+++ Exercise material

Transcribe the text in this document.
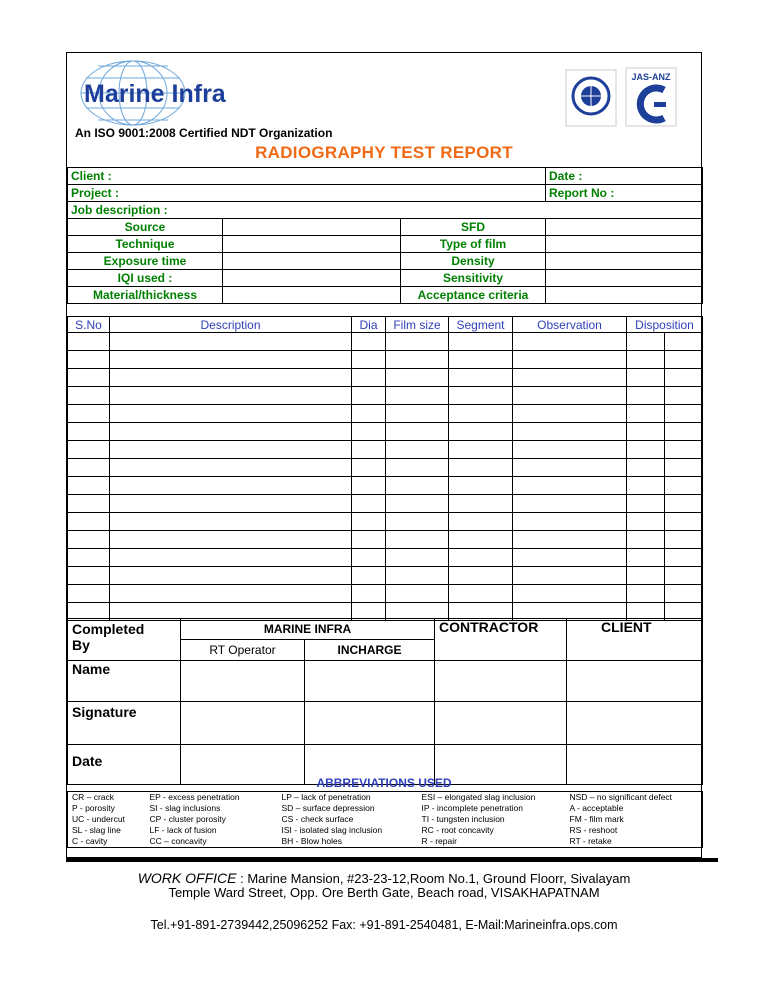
Marine Infra
JAS-ANZ
An ISO 9001:2008 Certified NDT Organization
RADIOGRAPHY TEST REPORT
Client :			Date :
Project :			Report No :
Job description :			
Source		SFD	
Technique		Type of film	
Exposure time		Density	
IQI used :		Sensitivity	
Material/thickness		Acceptance criteria	
S.No	Description	Dia	Film size	Segment	Observation	Disposition	

Completed
By	MARINE INFRA		CONTRACTOR	CLIENT
	RT Operator	INCHARGE		
Name				
Signature				
Date				
ABBREVIATIONS USED
CR – crack	EP - excess penetration	LP – lack of penetration	ESI – elongated slag inclusion	NSD – no significant defect
P - porosity	SI - slag inclusions	SD – surface depression	IP - incomplete penetration	A - acceptable
UC - undercut	CP - cluster porosity	CS - check surface	TI - tungsten inclusion	FM - film mark
SL - slag line	LF - lack of fusion	ISI - isolated slag inclusion	RC - root concavity	RS - reshoot
C - cavity	CC – concavity	BH - Blow holes	R - repair	RT - retake
WORK OFFICE : Marine Mansion, #23-23-12,Room No.1, Ground Floorr, Sivalayam
Temple Ward Street, Opp. Ore Berth Gate, Beach road, VISAKHAPATNAM
Tel.+91-891-2739442,25096252 Fax: +91-891-2540481, E-Mail:Marineinfra.ops.com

++++++

Without including any pictures, print all of the material exactly as given.

Transcribe the text in this document.
Marine Infra
JAS-ANZ
An ISO 9001:2008 Certified NDT Organization
RADIOGRAPHY TEST REPORT
Client :			Date :
Project :			Report No :
Job description :			
Source		SFD	
Technique		Type of film	
Exposure time		Density	
IQI used :		Sensitivity	
Material/thickness		Acceptance criteria	
S.No	Description	Dia	Film size	Segment	Observation	Disposition	

Completed
By	MARINE INFRA		CONTRACTOR	CLIENT
	RT Operator	INCHARGE		
Name				
Signature				
Date				
ABBREVIATIONS USED
CR – crack	EP - excess penetration	LP – lack of penetration	ESI – elongated slag inclusion	NSD – no significant defect
P - porosity	SI - slag inclusions	SD – surface depression	IP - incomplete penetration	A - acceptable
UC - undercut	CP - cluster porosity	CS - check surface	TI - tungsten inclusion	FM - film mark
SL - slag line	LF - lack of fusion	ISI - isolated slag inclusion	RC - root concavity	RS - reshoot
C - cavity	CC – concavity	BH - Blow holes	R - repair	RT - retake
WORK OFFICE : Marine Mansion, #23-23-12,Room No.1, Ground Floorr, Sivalayam
Temple Ward Street, Opp. Ore Berth Gate, Beach road, VISAKHAPATNAM
Tel.+91-891-2739442,25096252 Fax: +91-891-2540481, E-Mail:Marineinfra.ops.com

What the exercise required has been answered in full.